### WHAT YOU WILL DO
Collect every line of the listing that contains the word "Determine".

- - -

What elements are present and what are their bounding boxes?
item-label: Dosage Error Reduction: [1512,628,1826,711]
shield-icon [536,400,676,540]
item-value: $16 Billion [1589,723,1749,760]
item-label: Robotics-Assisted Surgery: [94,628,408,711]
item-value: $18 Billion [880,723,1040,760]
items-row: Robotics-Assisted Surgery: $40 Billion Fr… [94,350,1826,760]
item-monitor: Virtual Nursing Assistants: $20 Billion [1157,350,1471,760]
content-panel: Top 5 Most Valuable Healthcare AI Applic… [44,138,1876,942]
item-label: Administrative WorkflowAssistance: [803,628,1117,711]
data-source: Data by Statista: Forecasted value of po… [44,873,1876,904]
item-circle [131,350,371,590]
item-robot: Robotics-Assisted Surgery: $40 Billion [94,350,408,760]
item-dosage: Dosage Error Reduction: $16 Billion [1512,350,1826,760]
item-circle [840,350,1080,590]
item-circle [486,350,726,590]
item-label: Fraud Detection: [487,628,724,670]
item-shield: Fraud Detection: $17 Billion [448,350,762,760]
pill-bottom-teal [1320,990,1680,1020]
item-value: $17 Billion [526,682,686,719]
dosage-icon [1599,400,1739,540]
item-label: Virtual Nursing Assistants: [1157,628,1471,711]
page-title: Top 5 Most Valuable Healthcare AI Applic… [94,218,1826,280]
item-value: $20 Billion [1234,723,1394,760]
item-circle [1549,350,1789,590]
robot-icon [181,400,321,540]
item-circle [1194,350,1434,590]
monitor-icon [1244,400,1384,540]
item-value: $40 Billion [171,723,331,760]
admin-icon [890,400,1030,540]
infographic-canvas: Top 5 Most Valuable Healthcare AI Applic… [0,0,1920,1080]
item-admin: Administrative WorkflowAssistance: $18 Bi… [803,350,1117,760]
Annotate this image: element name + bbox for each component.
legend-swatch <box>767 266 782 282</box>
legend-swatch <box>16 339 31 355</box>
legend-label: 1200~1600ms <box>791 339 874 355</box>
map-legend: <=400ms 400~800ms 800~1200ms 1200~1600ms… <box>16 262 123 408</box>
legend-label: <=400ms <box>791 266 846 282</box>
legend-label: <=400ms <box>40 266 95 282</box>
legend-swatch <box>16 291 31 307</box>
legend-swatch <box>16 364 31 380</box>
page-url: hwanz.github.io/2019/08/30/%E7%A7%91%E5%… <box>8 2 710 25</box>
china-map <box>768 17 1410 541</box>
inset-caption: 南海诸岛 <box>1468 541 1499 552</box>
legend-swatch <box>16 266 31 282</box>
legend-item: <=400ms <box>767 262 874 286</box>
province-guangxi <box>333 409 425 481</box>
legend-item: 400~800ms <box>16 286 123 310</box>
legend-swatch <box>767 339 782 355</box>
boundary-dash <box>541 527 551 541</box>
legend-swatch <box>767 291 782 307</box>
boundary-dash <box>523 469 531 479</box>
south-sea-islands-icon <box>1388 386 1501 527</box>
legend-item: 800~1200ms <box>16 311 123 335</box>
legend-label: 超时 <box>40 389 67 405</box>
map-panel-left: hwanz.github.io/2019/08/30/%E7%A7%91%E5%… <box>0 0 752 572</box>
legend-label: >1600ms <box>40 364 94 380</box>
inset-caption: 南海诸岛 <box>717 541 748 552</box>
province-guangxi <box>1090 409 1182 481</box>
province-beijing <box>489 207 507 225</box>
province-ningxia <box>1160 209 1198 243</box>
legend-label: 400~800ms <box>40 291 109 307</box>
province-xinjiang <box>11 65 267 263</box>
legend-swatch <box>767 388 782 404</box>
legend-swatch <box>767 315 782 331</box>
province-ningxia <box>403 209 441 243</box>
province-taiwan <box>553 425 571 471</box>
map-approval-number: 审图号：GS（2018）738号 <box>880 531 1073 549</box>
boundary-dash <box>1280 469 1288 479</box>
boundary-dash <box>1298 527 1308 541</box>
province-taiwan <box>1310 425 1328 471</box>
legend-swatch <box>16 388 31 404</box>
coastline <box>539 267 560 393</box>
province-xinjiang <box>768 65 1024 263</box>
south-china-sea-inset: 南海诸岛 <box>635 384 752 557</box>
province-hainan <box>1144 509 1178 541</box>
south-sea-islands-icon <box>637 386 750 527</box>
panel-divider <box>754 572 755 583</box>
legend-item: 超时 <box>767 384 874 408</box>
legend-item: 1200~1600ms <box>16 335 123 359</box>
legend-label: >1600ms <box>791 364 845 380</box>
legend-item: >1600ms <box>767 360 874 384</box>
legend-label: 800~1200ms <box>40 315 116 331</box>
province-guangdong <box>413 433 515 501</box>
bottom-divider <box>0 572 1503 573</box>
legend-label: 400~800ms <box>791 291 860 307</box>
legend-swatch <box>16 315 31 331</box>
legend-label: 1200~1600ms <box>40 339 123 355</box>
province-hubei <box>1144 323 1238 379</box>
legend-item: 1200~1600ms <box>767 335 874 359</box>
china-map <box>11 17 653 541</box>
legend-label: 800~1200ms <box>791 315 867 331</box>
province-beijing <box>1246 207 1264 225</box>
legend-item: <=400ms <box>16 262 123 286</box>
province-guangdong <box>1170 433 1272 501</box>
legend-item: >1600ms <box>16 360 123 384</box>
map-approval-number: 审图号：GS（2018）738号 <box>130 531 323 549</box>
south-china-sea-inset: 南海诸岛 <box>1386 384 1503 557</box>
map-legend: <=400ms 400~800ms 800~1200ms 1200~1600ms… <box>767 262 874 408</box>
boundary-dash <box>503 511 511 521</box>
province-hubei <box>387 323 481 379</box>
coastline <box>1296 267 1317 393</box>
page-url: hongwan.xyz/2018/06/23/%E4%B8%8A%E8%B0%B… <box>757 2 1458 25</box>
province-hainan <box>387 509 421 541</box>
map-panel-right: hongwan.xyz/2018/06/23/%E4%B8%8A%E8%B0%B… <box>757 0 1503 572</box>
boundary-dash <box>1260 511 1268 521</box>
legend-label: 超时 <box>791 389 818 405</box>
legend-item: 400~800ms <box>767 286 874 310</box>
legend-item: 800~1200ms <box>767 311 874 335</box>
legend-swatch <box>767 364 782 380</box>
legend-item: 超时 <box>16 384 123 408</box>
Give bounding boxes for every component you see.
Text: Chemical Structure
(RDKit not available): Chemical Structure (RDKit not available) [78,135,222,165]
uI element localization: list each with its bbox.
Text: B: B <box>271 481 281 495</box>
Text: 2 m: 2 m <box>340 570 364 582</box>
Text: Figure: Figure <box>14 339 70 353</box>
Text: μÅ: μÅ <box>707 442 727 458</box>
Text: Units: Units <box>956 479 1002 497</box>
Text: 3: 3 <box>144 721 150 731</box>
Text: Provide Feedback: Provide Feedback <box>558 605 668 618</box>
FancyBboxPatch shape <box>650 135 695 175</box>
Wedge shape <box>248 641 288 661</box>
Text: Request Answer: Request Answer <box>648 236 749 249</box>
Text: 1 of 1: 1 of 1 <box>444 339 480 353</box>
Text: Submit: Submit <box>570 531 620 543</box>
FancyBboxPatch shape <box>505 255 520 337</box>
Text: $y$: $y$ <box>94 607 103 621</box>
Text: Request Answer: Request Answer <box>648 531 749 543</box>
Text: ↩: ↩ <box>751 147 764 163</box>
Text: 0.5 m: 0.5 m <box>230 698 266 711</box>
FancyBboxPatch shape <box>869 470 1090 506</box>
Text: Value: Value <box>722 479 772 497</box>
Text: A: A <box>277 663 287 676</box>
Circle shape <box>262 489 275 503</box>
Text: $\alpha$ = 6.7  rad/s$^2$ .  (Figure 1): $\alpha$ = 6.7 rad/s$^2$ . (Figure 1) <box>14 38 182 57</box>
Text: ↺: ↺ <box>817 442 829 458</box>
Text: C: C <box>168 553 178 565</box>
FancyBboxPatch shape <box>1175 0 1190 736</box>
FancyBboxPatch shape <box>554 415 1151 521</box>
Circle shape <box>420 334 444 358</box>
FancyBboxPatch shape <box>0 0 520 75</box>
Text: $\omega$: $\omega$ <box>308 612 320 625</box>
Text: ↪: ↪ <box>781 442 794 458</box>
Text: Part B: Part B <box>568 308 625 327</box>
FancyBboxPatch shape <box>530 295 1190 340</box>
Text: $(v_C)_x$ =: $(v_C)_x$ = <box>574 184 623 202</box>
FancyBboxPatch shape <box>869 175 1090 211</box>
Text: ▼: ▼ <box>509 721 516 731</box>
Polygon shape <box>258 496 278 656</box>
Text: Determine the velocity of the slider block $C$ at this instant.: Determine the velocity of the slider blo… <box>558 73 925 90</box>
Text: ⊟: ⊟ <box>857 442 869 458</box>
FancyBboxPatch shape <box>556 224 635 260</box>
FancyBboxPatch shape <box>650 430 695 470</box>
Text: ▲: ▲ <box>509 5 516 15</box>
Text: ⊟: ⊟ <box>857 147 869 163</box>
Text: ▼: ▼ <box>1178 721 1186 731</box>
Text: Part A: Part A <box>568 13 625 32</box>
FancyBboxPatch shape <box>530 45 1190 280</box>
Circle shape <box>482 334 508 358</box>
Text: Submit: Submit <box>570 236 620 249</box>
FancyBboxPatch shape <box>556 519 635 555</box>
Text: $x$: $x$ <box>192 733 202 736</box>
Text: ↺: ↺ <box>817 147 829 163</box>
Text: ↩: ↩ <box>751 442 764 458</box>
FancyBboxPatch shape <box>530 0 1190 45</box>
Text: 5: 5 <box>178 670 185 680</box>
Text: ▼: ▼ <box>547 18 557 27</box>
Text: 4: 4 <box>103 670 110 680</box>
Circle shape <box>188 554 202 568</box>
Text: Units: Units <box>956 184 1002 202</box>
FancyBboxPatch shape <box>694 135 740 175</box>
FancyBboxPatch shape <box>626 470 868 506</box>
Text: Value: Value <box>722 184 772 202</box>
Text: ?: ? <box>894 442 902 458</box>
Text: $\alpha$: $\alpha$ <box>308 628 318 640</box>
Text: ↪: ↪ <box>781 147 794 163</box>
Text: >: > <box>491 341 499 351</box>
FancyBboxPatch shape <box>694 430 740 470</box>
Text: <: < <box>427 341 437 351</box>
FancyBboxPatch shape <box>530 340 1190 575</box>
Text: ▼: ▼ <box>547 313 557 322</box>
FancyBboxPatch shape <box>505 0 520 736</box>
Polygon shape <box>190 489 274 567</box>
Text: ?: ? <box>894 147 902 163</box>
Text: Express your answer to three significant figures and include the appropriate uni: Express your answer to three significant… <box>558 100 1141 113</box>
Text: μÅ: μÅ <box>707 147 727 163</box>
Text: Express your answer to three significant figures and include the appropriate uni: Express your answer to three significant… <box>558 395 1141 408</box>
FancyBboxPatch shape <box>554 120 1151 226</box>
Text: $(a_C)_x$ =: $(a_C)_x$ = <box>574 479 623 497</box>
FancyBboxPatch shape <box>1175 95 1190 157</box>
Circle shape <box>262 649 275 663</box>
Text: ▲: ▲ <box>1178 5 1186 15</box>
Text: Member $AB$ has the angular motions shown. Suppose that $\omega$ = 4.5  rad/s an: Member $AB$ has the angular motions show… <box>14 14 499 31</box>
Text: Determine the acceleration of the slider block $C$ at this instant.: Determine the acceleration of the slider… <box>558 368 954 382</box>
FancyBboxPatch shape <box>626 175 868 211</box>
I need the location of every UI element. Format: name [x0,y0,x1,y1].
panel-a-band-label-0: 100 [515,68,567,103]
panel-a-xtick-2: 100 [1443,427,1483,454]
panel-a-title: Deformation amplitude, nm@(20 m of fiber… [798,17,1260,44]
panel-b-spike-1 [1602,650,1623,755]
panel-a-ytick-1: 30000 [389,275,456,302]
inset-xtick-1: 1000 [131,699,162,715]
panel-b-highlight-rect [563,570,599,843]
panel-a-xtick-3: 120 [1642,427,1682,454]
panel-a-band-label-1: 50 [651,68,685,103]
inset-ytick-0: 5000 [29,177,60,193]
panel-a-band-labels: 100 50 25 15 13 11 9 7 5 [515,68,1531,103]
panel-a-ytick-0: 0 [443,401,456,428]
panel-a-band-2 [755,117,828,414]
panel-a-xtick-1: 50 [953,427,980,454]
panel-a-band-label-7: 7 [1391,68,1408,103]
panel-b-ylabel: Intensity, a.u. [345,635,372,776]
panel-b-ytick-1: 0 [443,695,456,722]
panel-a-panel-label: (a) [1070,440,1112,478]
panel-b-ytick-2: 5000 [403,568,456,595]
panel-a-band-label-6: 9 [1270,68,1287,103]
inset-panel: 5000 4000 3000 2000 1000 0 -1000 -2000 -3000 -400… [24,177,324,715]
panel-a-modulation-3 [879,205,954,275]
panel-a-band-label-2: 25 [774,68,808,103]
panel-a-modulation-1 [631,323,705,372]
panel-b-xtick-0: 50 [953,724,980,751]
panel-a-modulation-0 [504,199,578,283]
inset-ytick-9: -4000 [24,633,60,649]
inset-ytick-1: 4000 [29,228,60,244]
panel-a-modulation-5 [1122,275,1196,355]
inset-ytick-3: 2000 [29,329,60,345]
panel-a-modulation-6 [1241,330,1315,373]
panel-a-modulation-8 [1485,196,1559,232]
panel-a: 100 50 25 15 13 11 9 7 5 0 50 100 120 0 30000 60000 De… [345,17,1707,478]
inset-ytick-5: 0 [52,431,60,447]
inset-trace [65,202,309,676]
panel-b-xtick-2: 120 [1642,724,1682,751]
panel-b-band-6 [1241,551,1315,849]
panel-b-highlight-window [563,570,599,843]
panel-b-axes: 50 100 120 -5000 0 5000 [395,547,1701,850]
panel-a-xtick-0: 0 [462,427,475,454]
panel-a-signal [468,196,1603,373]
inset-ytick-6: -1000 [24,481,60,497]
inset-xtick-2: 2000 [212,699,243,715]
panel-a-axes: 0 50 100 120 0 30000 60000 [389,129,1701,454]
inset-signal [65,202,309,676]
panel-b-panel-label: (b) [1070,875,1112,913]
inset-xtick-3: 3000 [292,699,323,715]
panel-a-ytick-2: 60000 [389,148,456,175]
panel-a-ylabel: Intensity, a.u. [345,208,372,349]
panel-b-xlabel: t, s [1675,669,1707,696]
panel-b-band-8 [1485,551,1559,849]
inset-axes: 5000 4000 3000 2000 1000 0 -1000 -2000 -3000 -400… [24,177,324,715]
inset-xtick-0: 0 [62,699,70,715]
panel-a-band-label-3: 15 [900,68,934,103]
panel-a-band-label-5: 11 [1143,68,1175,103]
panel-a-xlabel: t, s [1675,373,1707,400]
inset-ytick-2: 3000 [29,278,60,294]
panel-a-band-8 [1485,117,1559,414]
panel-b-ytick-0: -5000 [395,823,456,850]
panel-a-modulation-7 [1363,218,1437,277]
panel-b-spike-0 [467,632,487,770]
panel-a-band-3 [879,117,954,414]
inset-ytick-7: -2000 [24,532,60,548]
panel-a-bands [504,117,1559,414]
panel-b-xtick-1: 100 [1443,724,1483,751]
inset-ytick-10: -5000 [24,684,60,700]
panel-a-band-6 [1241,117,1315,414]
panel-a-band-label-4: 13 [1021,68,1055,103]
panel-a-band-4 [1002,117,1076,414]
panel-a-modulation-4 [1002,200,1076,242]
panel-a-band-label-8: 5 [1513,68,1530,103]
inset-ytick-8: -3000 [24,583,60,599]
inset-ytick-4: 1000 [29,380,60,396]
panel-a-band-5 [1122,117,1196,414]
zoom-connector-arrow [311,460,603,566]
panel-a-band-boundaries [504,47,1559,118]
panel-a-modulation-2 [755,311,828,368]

- - -

### RESULT OF THE TASK
Text: Determine the velocity of the slider block $C$ at this instant.: Determine the velocity of the slider blo… <box>558 73 925 90</box>
Text: Determine the acceleration of the slider block $C$ at this instant.: Determine the acceleration of the slider… <box>558 368 954 382</box>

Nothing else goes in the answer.